Collected data entries

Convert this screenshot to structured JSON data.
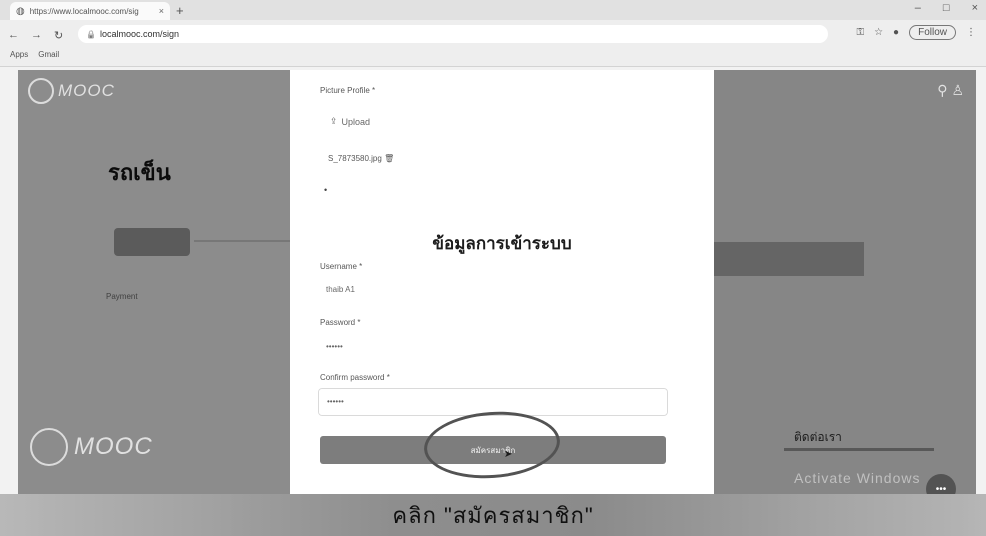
{
  "browser": {
    "tab_title": "https://www.localmooc.com/sig",
    "tab_close": "×",
    "new_tab": "+",
    "url": "localmooc.com/sign",
    "follow_label": "Follow",
    "bookmarks": [
      "Apps",
      "Gmail"
    ],
    "window_controls": [
      "–",
      "□",
      "×"
    ]
  },
  "left_panel": {
    "logo_text": "MOOC",
    "title": "รถเข็น",
    "link_text": "Payment",
    "bottom_logo_text": "MOOC"
  },
  "right_panel": {
    "footer_title": "ติดต่อเรา"
  },
  "form": {
    "picture_label": "Picture Profile *",
    "upload_label": "Upload",
    "filename": "S_7873580.jpg",
    "section_title": "ข้อมูลการเข้าระบบ",
    "username_label": "Username *",
    "username_value": "thaib A1",
    "password_label": "Password *",
    "password_value": "••••••",
    "confirm_label": "Confirm password *",
    "confirm_value": "••••••",
    "submit_label": "สมัครสมาชิก"
  },
  "caption": "คลิก \"สมัครสมาชิก\"",
  "watermark": "Activate Windows"
}
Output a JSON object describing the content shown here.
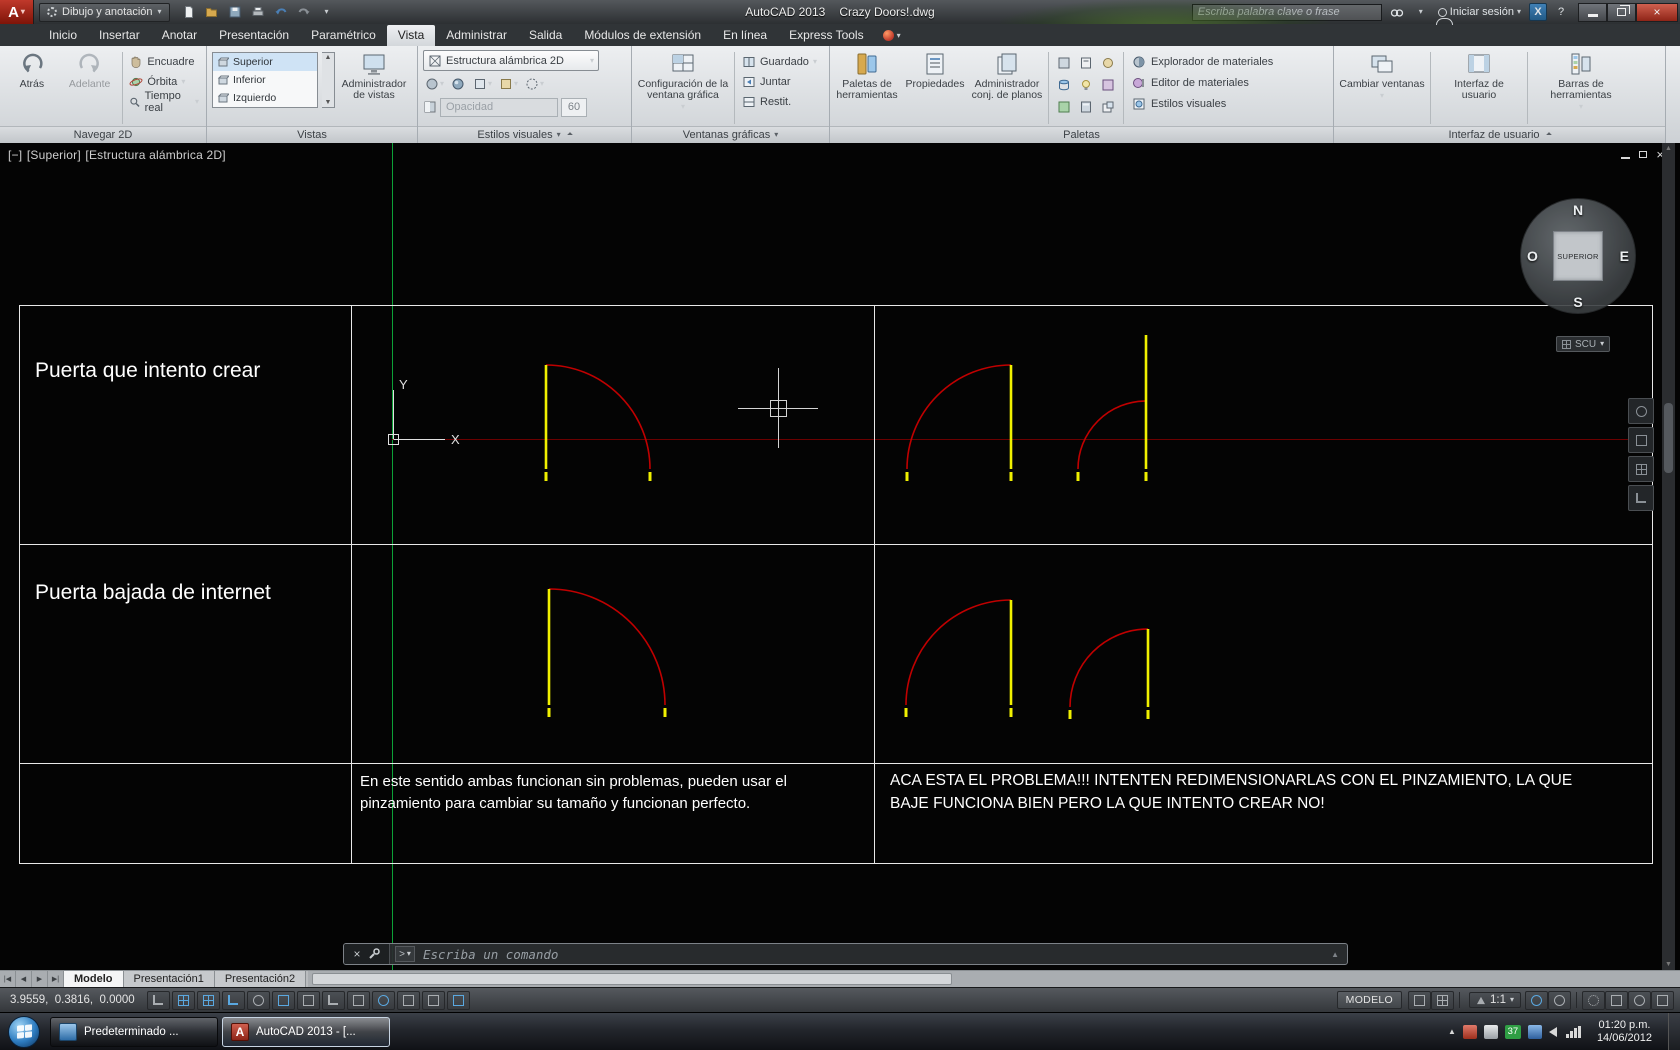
{
  "glyphs": {
    "dropdown": "▾",
    "close": "×",
    "up": "▲",
    "down": "▼",
    "tab_first": "|◀",
    "tab_prev": "◀",
    "tab_next": "▶",
    "tab_last": "▶|",
    "prompt": ">",
    "help": "?"
  },
  "title_bar": {
    "logo_letter": "A",
    "workspace": "Dibujo y anotación",
    "app_name": "AutoCAD 2013",
    "doc_name": "Crazy Doors!.dwg",
    "search_placeholder": "Escriba palabra clave o frase",
    "sign_in": "Iniciar sesión",
    "exchange_label": "X"
  },
  "menu": {
    "items": [
      "Inicio",
      "Insertar",
      "Anotar",
      "Presentación",
      "Paramétrico",
      "Vista",
      "Administrar",
      "Salida",
      "Módulos de extensión",
      "En línea",
      "Express Tools"
    ]
  },
  "ribbon": {
    "navegar": {
      "label": "Navegar 2D",
      "back": "Atrás",
      "forward": "Adelante",
      "pan": "Encuadre",
      "orbit": "Órbita",
      "realtime": "Tiempo real"
    },
    "vistas": {
      "label": "Vistas",
      "items": [
        "Superior",
        "Inferior",
        "Izquierdo"
      ],
      "manager": "Administrador de vistas"
    },
    "estilos": {
      "label": "Estilos visuales",
      "current": "Estructura alámbrica 2D",
      "opacity_label": "Opacidad",
      "opacity_value": "60"
    },
    "ventanas": {
      "label": "Ventanas gráficas",
      "config": "Configuración de la ventana gráfica",
      "saved": "Guardado",
      "join": "Juntar",
      "restore": "Restit."
    },
    "paletas": {
      "label": "Paletas",
      "tool_palettes": "Paletas de herramientas",
      "properties": "Propiedades",
      "sheet_set": "Administrador conj. de planos",
      "mat_browser": "Explorador de materiales",
      "mat_editor": "Editor de materiales",
      "visual_styles": "Estilos visuales"
    },
    "interfaz": {
      "label": "Interfaz de usuario",
      "switch_windows": "Cambiar ventanas",
      "user_interface": "Interfaz de usuario",
      "toolbars": "Barras de herramientas"
    }
  },
  "viewport": {
    "ctrl_minus": "[−]",
    "ctrl_view": "[Superior]",
    "ctrl_style": "[Estructura alámbrica 2D]",
    "cube_n": "N",
    "cube_e": "E",
    "cube_s": "S",
    "cube_o": "O",
    "cube_face": "SUPERIOR",
    "scu": "SCU",
    "ucs_x": "X",
    "ucs_y": "Y"
  },
  "canvas_table": {
    "row1_label": "Puerta que intento crear",
    "row2_label": "Puerta bajada de internet",
    "note_ok": "En este sentido ambas funcionan sin problemas, pueden usar el pinzamiento para cambiar su tamaño y funcionan perfecto.",
    "note_problem": "ACA ESTA EL PROBLEMA!!! INTENTEN REDIMENSIONARLAS CON EL PINZAMIENTO, LA QUE BAJE FUNCIONA BIEN PERO LA QUE INTENTO CREAR NO!"
  },
  "command_line": {
    "prompt": "Escriba un comando"
  },
  "layout_tabs": {
    "model": "Modelo",
    "p1": "Presentación1",
    "p2": "Presentación2"
  },
  "status_bar": {
    "coords": "3.9559,  0.3816,  0.0000",
    "modelo": "MODELO",
    "scale": "1:1"
  },
  "taskbar": {
    "app1": "Predeterminado ...",
    "app2": "AutoCAD 2013 - [...",
    "badge": "37",
    "time": "01:20 p.m.",
    "date": "14/06/2012"
  },
  "colors": {
    "door_line": "#f0f000",
    "door_arc": "#c00000",
    "axis_y_green": "#0ca137",
    "axis_x_red": "#6b0000",
    "active_tool_blue": "#5aa8e0"
  }
}
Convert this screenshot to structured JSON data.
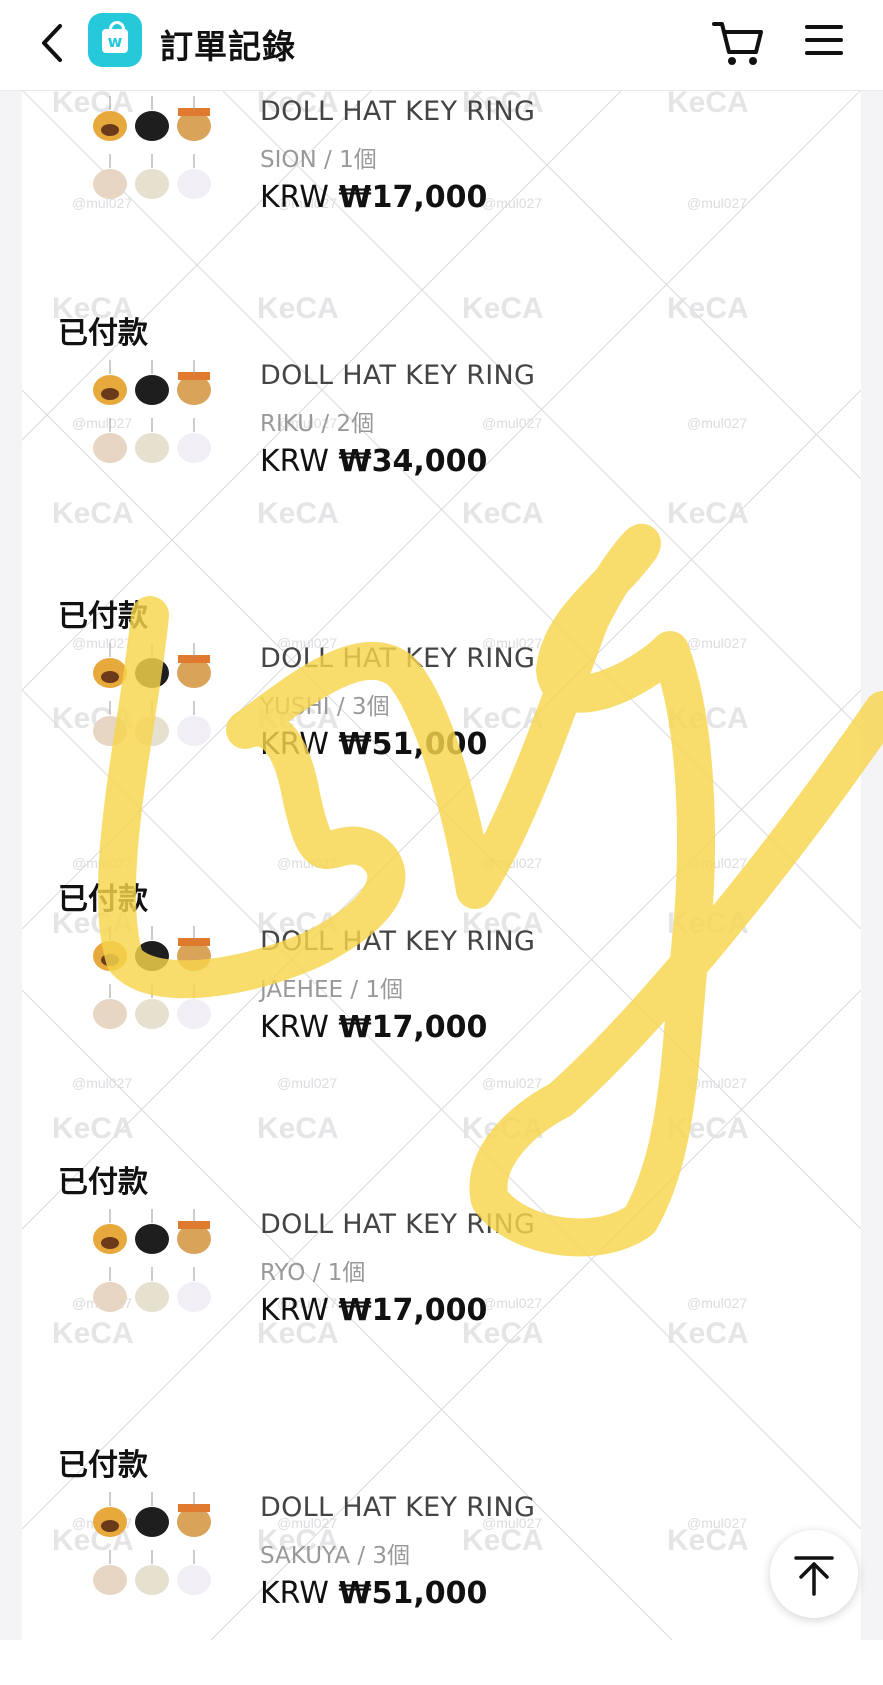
{
  "header": {
    "title": "訂單記錄",
    "logo_letter": "w",
    "logo_color": "#25c9d9"
  },
  "icons": [
    "back-icon",
    "shop-bag-icon",
    "cart-icon",
    "menu-icon",
    "arrow-up-icon"
  ],
  "watermark": {
    "brand": "KeCA",
    "handle": "@mul027"
  },
  "orders": [
    {
      "status": "",
      "name": "DOLL HAT KEY RING",
      "meta": "SION / 1個",
      "currency": "KRW",
      "price": "₩17,000"
    },
    {
      "status": "已付款",
      "name": "DOLL HAT KEY RING",
      "meta": "RIKU / 2個",
      "currency": "KRW",
      "price": "₩34,000"
    },
    {
      "status": "已付款",
      "name": "DOLL HAT KEY RING",
      "meta": "YUSHI / 3個",
      "currency": "KRW",
      "price": "₩51,000"
    },
    {
      "status": "已付款",
      "name": "DOLL HAT KEY RING",
      "meta": "JAEHEE / 1個",
      "currency": "KRW",
      "price": "₩17,000"
    },
    {
      "status": "已付款",
      "name": "DOLL HAT KEY RING",
      "meta": "RYO / 1個",
      "currency": "KRW",
      "price": "₩17,000"
    },
    {
      "status": "已付款",
      "name": "DOLL HAT KEY RING",
      "meta": "SAKUYA / 3個",
      "currency": "KRW",
      "price": "₩51,000"
    }
  ],
  "scribble_color": "#f7d44c"
}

#### Given exercise
Write the listing out a second time exactly, dropping all images.

#### Expected answer
Convert this screenshot to structured JSON data.
{
  "browser": {
    "tab_title": "https://www.localmooc.com/sig",
    "tab_close": "×",
    "new_tab": "+",
    "url": "localmooc.com/sign",
    "follow_label": "Follow",
    "bookmarks": [
      "Apps",
      "Gmail"
    ],
    "window_controls": [
      "–",
      "□",
      "×"
    ]
  },
  "left_panel": {
    "logo_text": "MOOC",
    "title": "รถเข็น",
    "link_text": "Payment",
    "bottom_logo_text": "MOOC"
  },
  "right_panel": {
    "footer_title": "ติดต่อเรา"
  },
  "form": {
    "picture_label": "Picture Profile *",
    "upload_label": "Upload",
    "filename": "S_7873580.jpg",
    "section_title": "ข้อมูลการเข้าระบบ",
    "username_label": "Username *",
    "username_value": "thaib A1",
    "password_label": "Password *",
    "password_value": "••••••",
    "confirm_label": "Confirm password *",
    "confirm_value": "••••••",
    "submit_label": "สมัครสมาชิก"
  },
  "caption": "คลิก \"สมัครสมาชิก\"",
  "watermark": "Activate Windows"
}
Output a JSON object describing the content shown here.
{
  "glyphs": {
    "dropdown": "▾",
    "close": "×",
    "up": "▲",
    "down": "▼",
    "tab_first": "|◀",
    "tab_prev": "◀",
    "tab_next": "▶",
    "tab_last": "▶|",
    "prompt": ">",
    "help": "?"
  },
  "title_bar": {
    "logo_letter": "A",
    "workspace": "Dibujo y anotación",
    "app_name": "AutoCAD 2013",
    "doc_name": "Crazy Doors!.dwg",
    "search_placeholder": "Escriba palabra clave o frase",
    "sign_in": "Iniciar sesión",
    "exchange_label": "X"
  },
  "menu": {
    "items": [
      "Inicio",
      "Insertar",
      "Anotar",
      "Presentación",
      "Paramétrico",
      "Vista",
      "Administrar",
      "Salida",
      "Módulos de extensión",
      "En línea",
      "Express Tools"
    ]
  },
  "ribbon": {
    "navegar": {
      "label": "Navegar 2D",
      "back": "Atrás",
      "forward": "Adelante",
      "pan": "Encuadre",
      "orbit": "Órbita",
      "realtime": "Tiempo real"
    },
    "vistas": {
      "label": "Vistas",
      "items": [
        "Superior",
        "Inferior",
        "Izquierdo"
      ],
      "manager": "Administrador de vistas"
    },
    "estilos": {
      "label": "Estilos visuales",
      "current": "Estructura alámbrica 2D",
      "opacity_label": "Opacidad",
      "opacity_value": "60"
    },
    "ventanas": {
      "label": "Ventanas gráficas",
      "config": "Configuración de la ventana gráfica",
      "saved": "Guardado",
      "join": "Juntar",
      "restore": "Restit."
    },
    "paletas": {
      "label": "Paletas",
      "tool_palettes": "Paletas de herramientas",
      "properties": "Propiedades",
      "sheet_set": "Administrador conj. de planos",
      "mat_browser": "Explorador de materiales",
      "mat_editor": "Editor de materiales",
      "visual_styles": "Estilos visuales"
    },
    "interfaz": {
      "label": "Interfaz de usuario",
      "switch_windows": "Cambiar ventanas",
      "user_interface": "Interfaz de usuario",
      "toolbars": "Barras de herramientas"
    }
  },
  "viewport": {
    "ctrl_minus": "[−]",
    "ctrl_view": "[Superior]",
    "ctrl_style": "[Estructura alámbrica 2D]",
    "cube_n": "N",
    "cube_e": "E",
    "cube_s": "S",
    "cube_o": "O",
    "cube_face": "SUPERIOR",
    "scu": "SCU",
    "ucs_x": "X",
    "ucs_y": "Y"
  },
  "canvas_table": {
    "row1_label": "Puerta que intento crear",
    "row2_label": "Puerta bajada de internet",
    "note_ok": "En este sentido ambas funcionan sin problemas, pueden usar el pinzamiento para cambiar su tamaño y funcionan perfecto.",
    "note_problem": "ACA ESTA EL PROBLEMA!!! INTENTEN REDIMENSIONARLAS CON EL PINZAMIENTO, LA QUE BAJE FUNCIONA BIEN PERO LA QUE INTENTO CREAR NO!"
  },
  "command_line": {
    "prompt": "Escriba un comando"
  },
  "layout_tabs": {
    "model": "Modelo",
    "p1": "Presentación1",
    "p2": "Presentación2"
  },
  "status_bar": {
    "coords": "3.9559,  0.3816,  0.0000",
    "modelo": "MODELO",
    "scale": "1:1"
  },
  "taskbar": {
    "app1": "Predeterminado ...",
    "app2": "AutoCAD 2013 - [...",
    "badge": "37",
    "time": "01:20 p.m.",
    "date": "14/06/2012"
  },
  "colors": {
    "door_line": "#f0f000",
    "door_arc": "#c00000",
    "axis_y_green": "#0ca137",
    "axis_x_red": "#6b0000",
    "active_tool_blue": "#5aa8e0"
  }
}
Convert this screenshot to structured JSON data.
{
  "header": {
    "title": "訂單記錄",
    "logo_letter": "w",
    "logo_color": "#25c9d9"
  },
  "icons": [
    "back-icon",
    "shop-bag-icon",
    "cart-icon",
    "menu-icon",
    "arrow-up-icon"
  ],
  "watermark": {
    "brand": "KeCA",
    "handle": "@mul027"
  },
  "orders": [
    {
      "status": "",
      "name": "DOLL HAT KEY RING",
      "meta": "SION / 1個",
      "currency": "KRW",
      "price": "₩17,000"
    },
    {
      "status": "已付款",
      "name": "DOLL HAT KEY RING",
      "meta": "RIKU / 2個",
      "currency": "KRW",
      "price": "₩34,000"
    },
    {
      "status": "已付款",
      "name": "DOLL HAT KEY RING",
      "meta": "YUSHI / 3個",
      "currency": "KRW",
      "price": "₩51,000"
    },
    {
      "status": "已付款",
      "name": "DOLL HAT KEY RING",
      "meta": "JAEHEE / 1個",
      "currency": "KRW",
      "price": "₩17,000"
    },
    {
      "status": "已付款",
      "name": "DOLL HAT KEY RING",
      "meta": "RYO / 1個",
      "currency": "KRW",
      "price": "₩17,000"
    },
    {
      "status": "已付款",
      "name": "DOLL HAT KEY RING",
      "meta": "SAKUYA / 3個",
      "currency": "KRW",
      "price": "₩51,000"
    }
  ],
  "scribble_color": "#f7d44c"
}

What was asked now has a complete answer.